** start of Stored records **
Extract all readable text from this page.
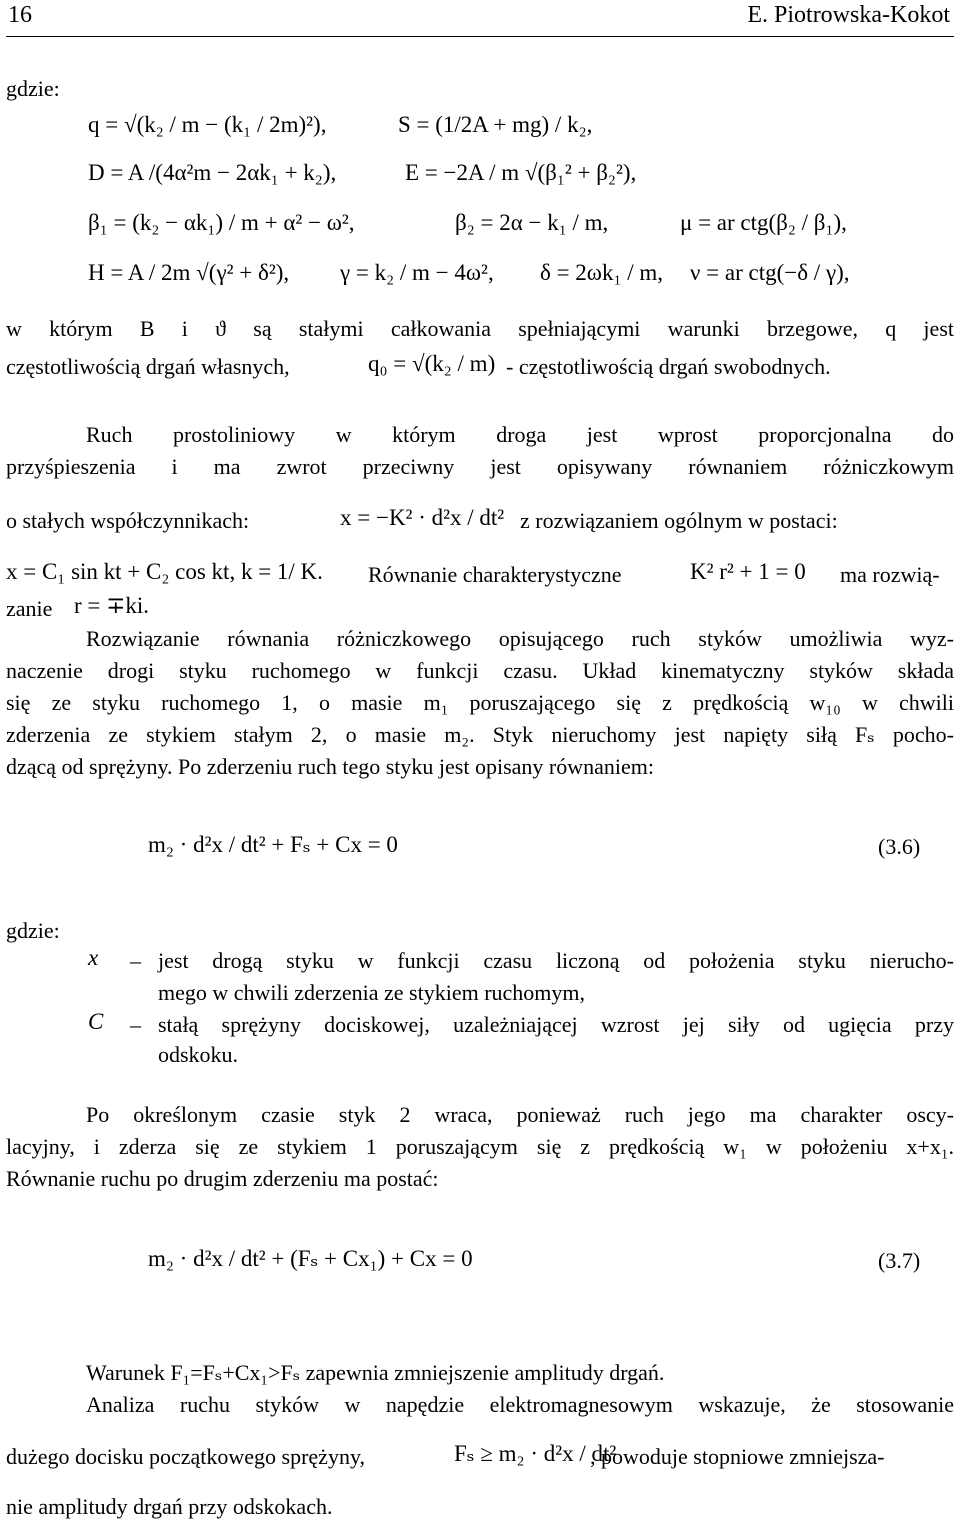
16	E. Piotrowska-Kokot
gdzie:
q = √(k₂ / m − (k₁ / 2m)²),	S = (1/2A + mg) / k₂,
D = A /(4α²m − 2αk₁ + k₂),	E = −2A / m √(β₁² + β₂²),
β₁ = (k₂ − αk₁) / m + α² − ω²,	β₂ = 2α − k₁ / m,	μ = ar ctg(β₂ / β₁),
H = A / 2m √(γ² + δ²), γ = k₂ / m − 4ω², δ = 2ωk₁ / m, ν = ar ctg(−δ / γ),
w którym B i ϑ są stałymi całkowania spełniającymi warunki brzegowe, q jest
częstotliwością drgań własnych,	q₀ = √(k₂ / m) - częstotliwością drgań swobodnych.
Ruch prostoliniowy w którym droga jest wprost proporcjonalna do
przyśpieszenia i ma zwrot przeciwny jest opisywany równaniem różniczkowym
o stałych współczynnikach:	x = −K² · d²x / dt² z rozwiązaniem ogólnym w postaci:
x = C₁ sin kt + C₂ cos kt, k = 1/ K. Równanie charakterystyczne	K² r² + 1 = 0 ma rozwią-
zanie r = ∓ki.
Rozwiązanie równania różniczkowego opisującego ruch styków umożliwia wyz-
naczenie drogi styku ruchomego w funkcji czasu. Układ kinematyczny styków składa
się ze styku ruchomego 1, o masie m₁ poruszającego się z prędkością w₁₀ w chwili
zderzenia ze stykiem stałym 2, o masie m₂. Styk nieruchomy jest napięty siłą Fₛ pocho-
dzącą od sprężyny. Po zderzeniu ruch tego styku jest opisany równaniem:
m₂ · d²x / dt² + Fₛ + Cx = 0	(3.6)
gdzie:
x – jest drogą styku w funkcji czasu liczoną od położenia styku nierucho-
mego w chwili zderzenia ze stykiem ruchomym,
C – stałą sprężyny dociskowej, uzależniającej wzrost jej siły od ugięcia przy
odskoku.
Po określonym czasie styk 2 wraca, ponieważ ruch jego ma charakter oscy-
lacyjny, i zderza się ze stykiem 1 poruszającym się z prędkością w₁ w położeniu x+x₁.
Równanie ruchu po drugim zderzeniu ma postać:
m₂ · d²x / dt² + (Fₛ + Cx₁) + Cx = 0	(3.7)
Warunek F₁=Fₛ+Cx₁>Fₛ zapewnia zmniejszenie amplitudy drgań.
Analiza ruchu styków w napędzie elektromagnesowym wskazuje, że stosowanie
dużego docisku początkowego sprężyny,	Fₛ ≥ m₂ · d²x / dt²
, powoduje stopniowe zmniejsza-
nie amplitudy drgań przy odskokach.
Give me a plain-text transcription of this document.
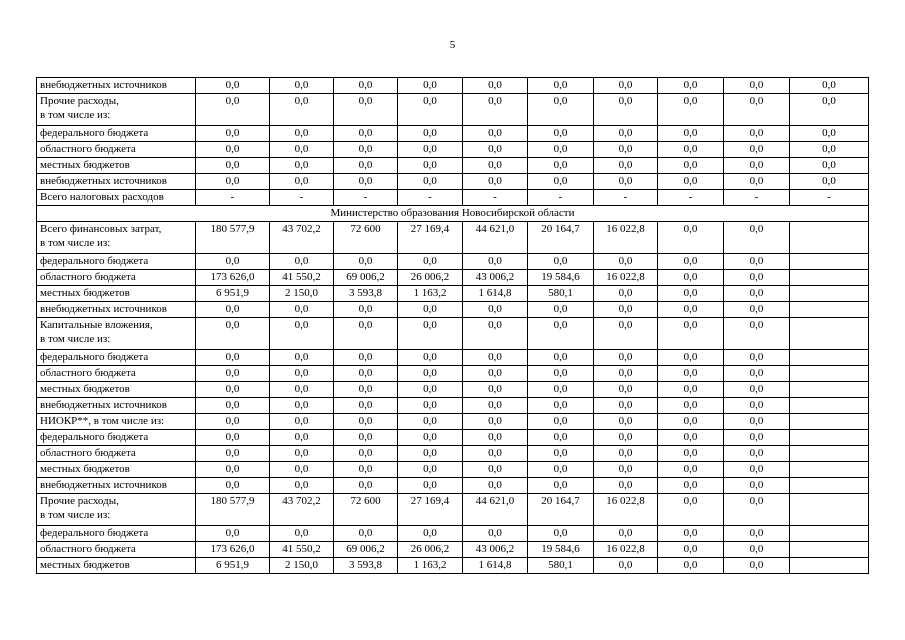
5
внебюджетных источников	0,0	0,0	0,0	0,0	0,0	0,0	0,0	0,0	0,0	0,0

Прочие расходы,
в том числе из:	0,0	0,0	0,0	0,0	0,0	0,0	0,0	0,0	0,0	0,0

федерального бюджета	0,0	0,0	0,0	0,0	0,0	0,0	0,0	0,0	0,0	0,0

областного бюджета	0,0	0,0	0,0	0,0	0,0	0,0	0,0	0,0	0,0	0,0

местных бюджетов	0,0	0,0	0,0	0,0	0,0	0,0	0,0	0,0	0,0	0,0

внебюджетных источников	0,0	0,0	0,0	0,0	0,0	0,0	0,0	0,0	0,0	0,0

Всего налоговых расходов	-	-	-	-	-	-	-	-	-	-
Министерство образования Новосибирской области										

Всего финансовых затрат,
в том числе из:	180 577,9	43 702,2	72 600	27 169,4	44 621,0	20 164,7	16 022,8	0,0	0,0	

федерального бюджета	0,0	0,0	0,0	0,0	0,0	0,0	0,0	0,0	0,0	

областного бюджета	173 626,0	41 550,2	69 006,2	26 006,2	43 006,2	19 584,6	16 022,8	0,0	0,0	

местных бюджетов	6 951,9	2 150,0	3 593,8	1 163,2	1 614,8	580,1	0,0	0,0	0,0	

внебюджетных источников	0,0	0,0	0,0	0,0	0,0	0,0	0,0	0,0	0,0	

Капитальные вложения,
в том числе из:	0,0	0,0	0,0	0,0	0,0	0,0	0,0	0,0	0,0	

федерального бюджета	0,0	0,0	0,0	0,0	0,0	0,0	0,0	0,0	0,0	

областного бюджета	0,0	0,0	0,0	0,0	0,0	0,0	0,0	0,0	0,0	

местных бюджетов	0,0	0,0	0,0	0,0	0,0	0,0	0,0	0,0	0,0	

внебюджетных источников	0,0	0,0	0,0	0,0	0,0	0,0	0,0	0,0	0,0	

НИОКР**, в том числе из:	0,0	0,0	0,0	0,0	0,0	0,0	0,0	0,0	0,0	

федерального бюджета	0,0	0,0	0,0	0,0	0,0	0,0	0,0	0,0	0,0	

областного бюджета	0,0	0,0	0,0	0,0	0,0	0,0	0,0	0,0	0,0	

местных бюджетов	0,0	0,0	0,0	0,0	0,0	0,0	0,0	0,0	0,0	

внебюджетных источников	0,0	0,0	0,0	0,0	0,0	0,0	0,0	0,0	0,0	

Прочие расходы,
в том числе из:	180 577,9	43 702,2	72 600	27 169,4	44 621,0	20 164,7	16 022,8	0,0	0,0	

федерального бюджета	0,0	0,0	0,0	0,0	0,0	0,0	0,0	0,0	0,0	

областного бюджета	173 626,0	41 550,2	69 006,2	26 006,2	43 006,2	19 584,6	16 022,8	0,0	0,0	

местных бюджетов	6 951,9	2 150,0	3 593,8	1 163,2	1 614,8	580,1	0,0	0,0	0,0	
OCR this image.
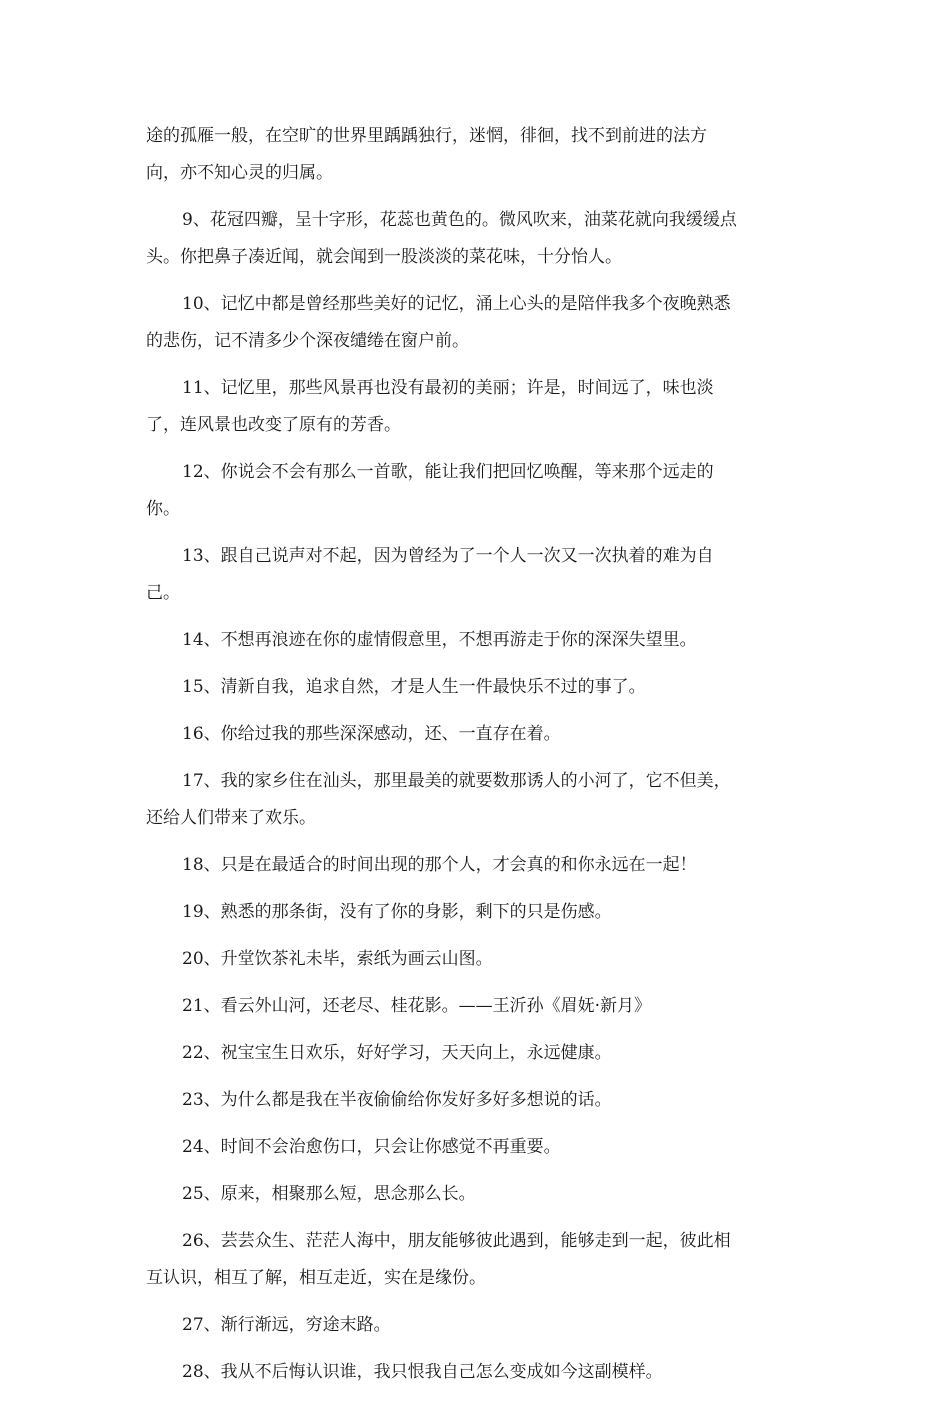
途的孤雁一般，在空旷的世界里踽踽独行，迷惘，徘徊，找不到前进的法方
向，亦不知心灵的归属。
9、花冠四瓣，呈十字形，花蕊也黄色的。微风吹来，油菜花就向我缓缓点
头。你把鼻子凑近闻，就会闻到一股淡淡的菜花味，十分怡人。
10、记忆中都是曾经那些美好的记忆，涌上心头的是陪伴我多个夜晚熟悉
的悲伤，记不清多少个深夜缱绻在窗户前。
11、记忆里，那些风景再也没有最初的美丽；许是，时间远了，味也淡
了，连风景也改变了原有的芳香。
12、你说会不会有那么一首歌，能让我们把回忆唤醒，等来那个远走的
你。
13、跟自己说声对不起，因为曾经为了一个人一次又一次执着的难为自
己。
14、不想再浪迹在你的虚情假意里，不想再游走于你的深深失望里。
15、清新自我，追求自然，才是人生一件最快乐不过的事了。
16、你给过我的那些深深感动，还、一直存在着。
17、我的家乡住在汕头，那里最美的就要数那诱人的小河了，它不但美，
还给人们带来了欢乐。
18、只是在最适合的时间出现的那个人，才会真的和你永远在一起！
19、熟悉的那条街，没有了你的身影，剩下的只是伤感。
20、升堂饮茶礼未毕，索纸为画云山图。
21、看云外山河，还老尽、桂花影。——王沂孙《眉妩·新月》
22、祝宝宝生日欢乐，好好学习，天天向上，永远健康。
23、为什么都是我在半夜偷偷给你发好多好多想说的话。
24、时间不会治愈伤口，只会让你感觉不再重要。
25、原来，相聚那么短，思念那么长。
26、芸芸众生、茫茫人海中，朋友能够彼此遇到，能够走到一起，彼此相
互认识，相互了解，相互走近，实在是缘份。
27、渐行渐远，穷途末路。
28、我从不后悔认识谁，我只恨我自己怎么变成如今这副模样。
** end of Stored records **
Reproduce each line exactly, please, except for any pictures.

Completed exercise:
Extract all readable text from this page.
16	E. Piotrowska-Kokot
gdzie:
q = √(k₂ / m − (k₁ / 2m)²),	S = (1/2A + mg) / k₂,
D = A /(4α²m − 2αk₁ + k₂),	E = −2A / m √(β₁² + β₂²),
β₁ = (k₂ − αk₁) / m + α² − ω²,	β₂ = 2α − k₁ / m,	μ = ar ctg(β₂ / β₁),
H = A / 2m √(γ² + δ²), γ = k₂ / m − 4ω², δ = 2ωk₁ / m, ν = ar ctg(−δ / γ),
w którym B i ϑ są stałymi całkowania spełniającymi warunki brzegowe, q jest
częstotliwością drgań własnych,	q₀ = √(k₂ / m) - częstotliwością drgań swobodnych.
Ruch prostoliniowy w którym droga jest wprost proporcjonalna do
przyśpieszenia i ma zwrot przeciwny jest opisywany równaniem różniczkowym
o stałych współczynnikach:	x = −K² · d²x / dt² z rozwiązaniem ogólnym w postaci:
x = C₁ sin kt + C₂ cos kt, k = 1/ K. Równanie charakterystyczne	K² r² + 1 = 0 ma rozwią-
zanie r = ∓ki.
Rozwiązanie równania różniczkowego opisującego ruch styków umożliwia wyz-
naczenie drogi styku ruchomego w funkcji czasu. Układ kinematyczny styków składa
się ze styku ruchomego 1, o masie m₁ poruszającego się z prędkością w₁₀ w chwili
zderzenia ze stykiem stałym 2, o masie m₂. Styk nieruchomy jest napięty siłą Fₛ pocho-
dzącą od sprężyny. Po zderzeniu ruch tego styku jest opisany równaniem:
m₂ · d²x / dt² + Fₛ + Cx = 0	(3.6)
gdzie:
x – jest drogą styku w funkcji czasu liczoną od położenia styku nierucho-
mego w chwili zderzenia ze stykiem ruchomym,
C – stałą sprężyny dociskowej, uzależniającej wzrost jej siły od ugięcia przy
odskoku.
Po określonym czasie styk 2 wraca, ponieważ ruch jego ma charakter oscy-
lacyjny, i zderza się ze stykiem 1 poruszającym się z prędkością w₁ w położeniu x+x₁.
Równanie ruchu po drugim zderzeniu ma postać:
m₂ · d²x / dt² + (Fₛ + Cx₁) + Cx = 0	(3.7)
Warunek F₁=Fₛ+Cx₁>Fₛ zapewnia zmniejszenie amplitudy drgań.
Analiza ruchu styków w napędzie elektromagnesowym wskazuje, że stosowanie
dużego docisku początkowego sprężyny,	Fₛ ≥ m₂ · d²x / dt²
, powoduje stopniowe zmniejsza-
nie amplitudy drgań przy odskokach.
Give me a plain-text transcription of this document.
5
внебюджетных источников	0,0	0,0	0,0	0,0	0,0	0,0	0,0	0,0	0,0	0,0

Прочие расходы,
в том числе из:	0,0	0,0	0,0	0,0	0,0	0,0	0,0	0,0	0,0	0,0

федерального бюджета	0,0	0,0	0,0	0,0	0,0	0,0	0,0	0,0	0,0	0,0

областного бюджета	0,0	0,0	0,0	0,0	0,0	0,0	0,0	0,0	0,0	0,0

местных бюджетов	0,0	0,0	0,0	0,0	0,0	0,0	0,0	0,0	0,0	0,0

внебюджетных источников	0,0	0,0	0,0	0,0	0,0	0,0	0,0	0,0	0,0	0,0

Всего налоговых расходов	-	-	-	-	-	-	-	-	-	-
Министерство образования Новосибирской области										

Всего финансовых затрат,
в том числе из:	180 577,9	43 702,2	72 600	27 169,4	44 621,0	20 164,7	16 022,8	0,0	0,0	

федерального бюджета	0,0	0,0	0,0	0,0	0,0	0,0	0,0	0,0	0,0	

областного бюджета	173 626,0	41 550,2	69 006,2	26 006,2	43 006,2	19 584,6	16 022,8	0,0	0,0	

местных бюджетов	6 951,9	2 150,0	3 593,8	1 163,2	1 614,8	580,1	0,0	0,0	0,0	

внебюджетных источников	0,0	0,0	0,0	0,0	0,0	0,0	0,0	0,0	0,0	

Капитальные вложения,
в том числе из:	0,0	0,0	0,0	0,0	0,0	0,0	0,0	0,0	0,0	

федерального бюджета	0,0	0,0	0,0	0,0	0,0	0,0	0,0	0,0	0,0	

областного бюджета	0,0	0,0	0,0	0,0	0,0	0,0	0,0	0,0	0,0	

местных бюджетов	0,0	0,0	0,0	0,0	0,0	0,0	0,0	0,0	0,0	

внебюджетных источников	0,0	0,0	0,0	0,0	0,0	0,0	0,0	0,0	0,0	

НИОКР**, в том числе из:	0,0	0,0	0,0	0,0	0,0	0,0	0,0	0,0	0,0	

федерального бюджета	0,0	0,0	0,0	0,0	0,0	0,0	0,0	0,0	0,0	

областного бюджета	0,0	0,0	0,0	0,0	0,0	0,0	0,0	0,0	0,0	

местных бюджетов	0,0	0,0	0,0	0,0	0,0	0,0	0,0	0,0	0,0	

внебюджетных источников	0,0	0,0	0,0	0,0	0,0	0,0	0,0	0,0	0,0	

Прочие расходы,
в том числе из:	180 577,9	43 702,2	72 600	27 169,4	44 621,0	20 164,7	16 022,8	0,0	0,0	

федерального бюджета	0,0	0,0	0,0	0,0	0,0	0,0	0,0	0,0	0,0	

областного бюджета	173 626,0	41 550,2	69 006,2	26 006,2	43 006,2	19 584,6	16 022,8	0,0	0,0	

местных бюджетов	6 951,9	2 150,0	3 593,8	1 163,2	1 614,8	580,1	0,0	0,0	0,0	
OCR this image.
途的孤雁一般，在空旷的世界里踽踽独行，迷惘，徘徊，找不到前进的法方
向，亦不知心灵的归属。
9、花冠四瓣，呈十字形，花蕊也黄色的。微风吹来，油菜花就向我缓缓点
头。你把鼻子凑近闻，就会闻到一股淡淡的菜花味，十分怡人。
10、记忆中都是曾经那些美好的记忆，涌上心头的是陪伴我多个夜晚熟悉
的悲伤，记不清多少个深夜缱绻在窗户前。
11、记忆里，那些风景再也没有最初的美丽；许是，时间远了，味也淡
了，连风景也改变了原有的芳香。
12、你说会不会有那么一首歌，能让我们把回忆唤醒，等来那个远走的
你。
13、跟自己说声对不起，因为曾经为了一个人一次又一次执着的难为自
己。
14、不想再浪迹在你的虚情假意里，不想再游走于你的深深失望里。
15、清新自我，追求自然，才是人生一件最快乐不过的事了。
16、你给过我的那些深深感动，还、一直存在着。
17、我的家乡住在汕头，那里最美的就要数那诱人的小河了，它不但美，
还给人们带来了欢乐。
18、只是在最适合的时间出现的那个人，才会真的和你永远在一起！
19、熟悉的那条街，没有了你的身影，剩下的只是伤感。
20、升堂饮茶礼未毕，索纸为画云山图。
21、看云外山河，还老尽、桂花影。——王沂孙《眉妩·新月》
22、祝宝宝生日欢乐，好好学习，天天向上，永远健康。
23、为什么都是我在半夜偷偷给你发好多好多想说的话。
24、时间不会治愈伤口，只会让你感觉不再重要。
25、原来，相聚那么短，思念那么长。
26、芸芸众生、茫茫人海中，朋友能够彼此遇到，能够走到一起，彼此相
互认识，相互了解，相互走近，实在是缘份。
27、渐行渐远，穷途末路。
28、我从不后悔认识谁，我只恨我自己怎么变成如今这副模样。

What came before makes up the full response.